- _Task statement_
Copy out all lines that hold "into".

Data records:
**********

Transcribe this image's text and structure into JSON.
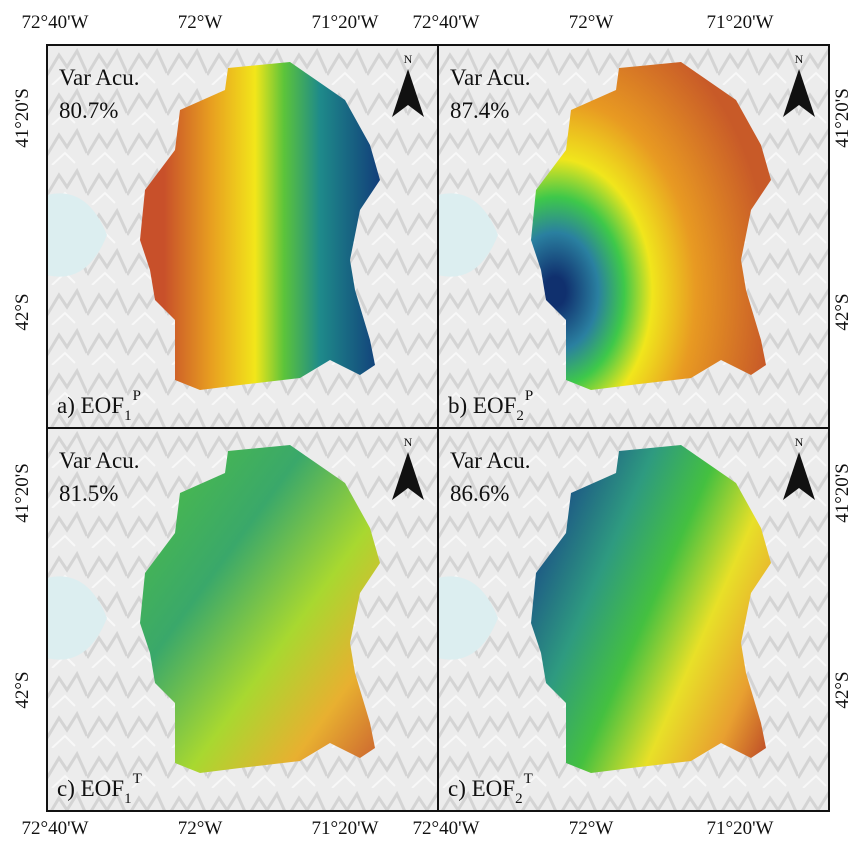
{
  "panels": [
    {
      "title": "Var Acu.",
      "value": "80.7%",
      "label": {
        "prefix": "a) EOF",
        "subscript": "1",
        "superscript": "P"
      },
      "north": "N"
    },
    {
      "title": "Var Acu.",
      "value": "87.4%",
      "label": {
        "prefix": "b) EOF",
        "subscript": "2",
        "superscript": "P"
      },
      "north": "N"
    },
    {
      "title": "Var Acu.",
      "value": "81.5%",
      "label": {
        "prefix": "c) EOF",
        "subscript": "1",
        "superscript": "T"
      },
      "north": "N"
    },
    {
      "title": "Var Acu.",
      "value": "86.6%",
      "label": {
        "prefix": "c) EOF",
        "subscript": "2",
        "superscript": "T"
      },
      "north": "N"
    }
  ],
  "axes": {
    "top": [
      "72°40'W",
      "72°W",
      "71°20'W",
      "72°40'W",
      "72°W",
      "71°20'W"
    ],
    "bottom": [
      "72°40'W",
      "72°W",
      "71°20'W",
      "72°40'W",
      "72°W",
      "71°20'W"
    ],
    "left": [
      "41°20'S",
      "42°S",
      "41°20'S",
      "42°S"
    ],
    "right": [
      "41°20'S",
      "42°S",
      "41°20'S",
      "42°S"
    ]
  }
}
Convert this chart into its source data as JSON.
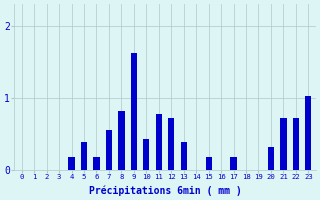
{
  "categories": [
    0,
    1,
    2,
    3,
    4,
    5,
    6,
    7,
    8,
    9,
    10,
    11,
    12,
    13,
    14,
    15,
    16,
    17,
    18,
    19,
    20,
    21,
    22,
    23
  ],
  "values": [
    0,
    0,
    0,
    0,
    0.18,
    0.38,
    0.18,
    0.55,
    0.82,
    1.62,
    0.42,
    0.78,
    0.72,
    0.38,
    0.0,
    0.18,
    0.0,
    0.18,
    0,
    0,
    0.32,
    0.72,
    0.72,
    1.02
  ],
  "bar_color": "#0000cc",
  "background_color": "#ddf5f5",
  "grid_color": "#b0c8c8",
  "xlabel": "Précipitations 6min ( mm )",
  "ylim": [
    0,
    2.3
  ],
  "yticks": [
    0,
    1,
    2
  ],
  "bar_width": 0.5,
  "figsize": [
    3.2,
    2.0
  ],
  "dpi": 100
}
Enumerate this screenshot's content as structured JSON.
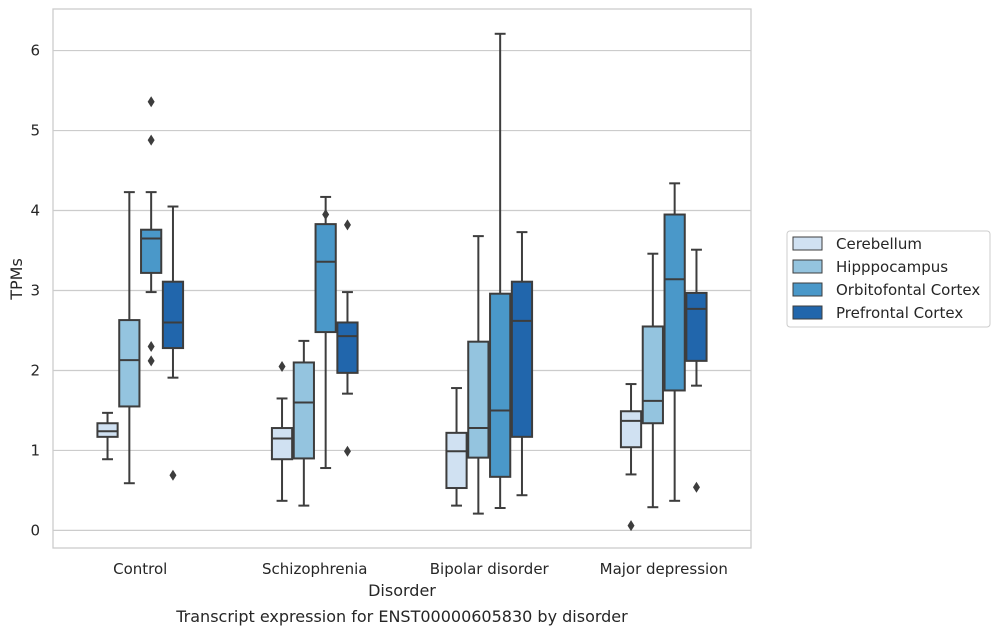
{
  "chart_data": {
    "type": "box",
    "title": "",
    "caption": "Transcript expression for ENST00000605830 by disorder",
    "xlabel": "Disorder",
    "ylabel": "TPMs",
    "ylim": [
      -0.22,
      6.52
    ],
    "yticks": [
      0,
      1,
      2,
      3,
      4,
      5,
      6
    ],
    "grid": "horizontal",
    "legend_position": "right",
    "categories": [
      "Control",
      "Schizophrenia",
      "Bipolar disorder",
      "Major depression"
    ],
    "series": [
      {
        "name": "Cerebellum",
        "color": "#d0e1f2",
        "boxes": [
          {
            "whisker_low": 0.89,
            "q1": 1.17,
            "median": 1.24,
            "q3": 1.34,
            "whisker_high": 1.47,
            "outliers": []
          },
          {
            "whisker_low": 0.37,
            "q1": 0.89,
            "median": 1.15,
            "q3": 1.28,
            "whisker_high": 1.65,
            "outliers": [
              2.05
            ]
          },
          {
            "whisker_low": 0.31,
            "q1": 0.53,
            "median": 0.99,
            "q3": 1.22,
            "whisker_high": 1.78,
            "outliers": []
          },
          {
            "whisker_low": 0.7,
            "q1": 1.04,
            "median": 1.37,
            "q3": 1.49,
            "whisker_high": 1.83,
            "outliers": [
              0.06
            ]
          }
        ]
      },
      {
        "name": "Hipppocampus",
        "color": "#94c4df",
        "boxes": [
          {
            "whisker_low": 0.59,
            "q1": 1.55,
            "median": 2.13,
            "q3": 2.63,
            "whisker_high": 4.23,
            "outliers": []
          },
          {
            "whisker_low": 0.31,
            "q1": 0.9,
            "median": 1.6,
            "q3": 2.1,
            "whisker_high": 2.37,
            "outliers": []
          },
          {
            "whisker_low": 0.21,
            "q1": 0.91,
            "median": 1.28,
            "q3": 2.36,
            "whisker_high": 3.68,
            "outliers": []
          },
          {
            "whisker_low": 0.29,
            "q1": 1.34,
            "median": 1.62,
            "q3": 2.55,
            "whisker_high": 3.46,
            "outliers": []
          }
        ]
      },
      {
        "name": "Orbitofontal Cortex",
        "color": "#4a98c9",
        "boxes": [
          {
            "whisker_low": 2.98,
            "q1": 3.22,
            "median": 3.65,
            "q3": 3.76,
            "whisker_high": 4.23,
            "outliers": [
              5.36,
              4.88,
              2.3,
              2.12
            ]
          },
          {
            "whisker_low": 0.78,
            "q1": 2.48,
            "median": 3.36,
            "q3": 3.83,
            "whisker_high": 4.17,
            "outliers": [
              3.95
            ]
          },
          {
            "whisker_low": 0.28,
            "q1": 0.67,
            "median": 1.5,
            "q3": 2.96,
            "whisker_high": 6.21,
            "outliers": []
          },
          {
            "whisker_low": 0.37,
            "q1": 1.75,
            "median": 3.14,
            "q3": 3.95,
            "whisker_high": 4.34,
            "outliers": []
          }
        ]
      },
      {
        "name": "Prefrontal Cortex",
        "color": "#2166ac",
        "boxes": [
          {
            "whisker_low": 1.91,
            "q1": 2.28,
            "median": 2.6,
            "q3": 3.11,
            "whisker_high": 4.05,
            "outliers": [
              0.69
            ]
          },
          {
            "whisker_low": 1.71,
            "q1": 1.97,
            "median": 2.43,
            "q3": 2.6,
            "whisker_high": 2.98,
            "outliers": [
              3.82,
              0.99
            ]
          },
          {
            "whisker_low": 0.44,
            "q1": 1.17,
            "median": 2.62,
            "q3": 3.11,
            "whisker_high": 3.73,
            "outliers": []
          },
          {
            "whisker_low": 1.81,
            "q1": 2.12,
            "median": 2.77,
            "q3": 2.97,
            "whisker_high": 3.51,
            "outliers": [
              0.54
            ]
          }
        ]
      }
    ]
  }
}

**********

- _Reply to the exercise_
Transcribe this image's text and structure into JSON.
Convert this chart into its source data as JSON.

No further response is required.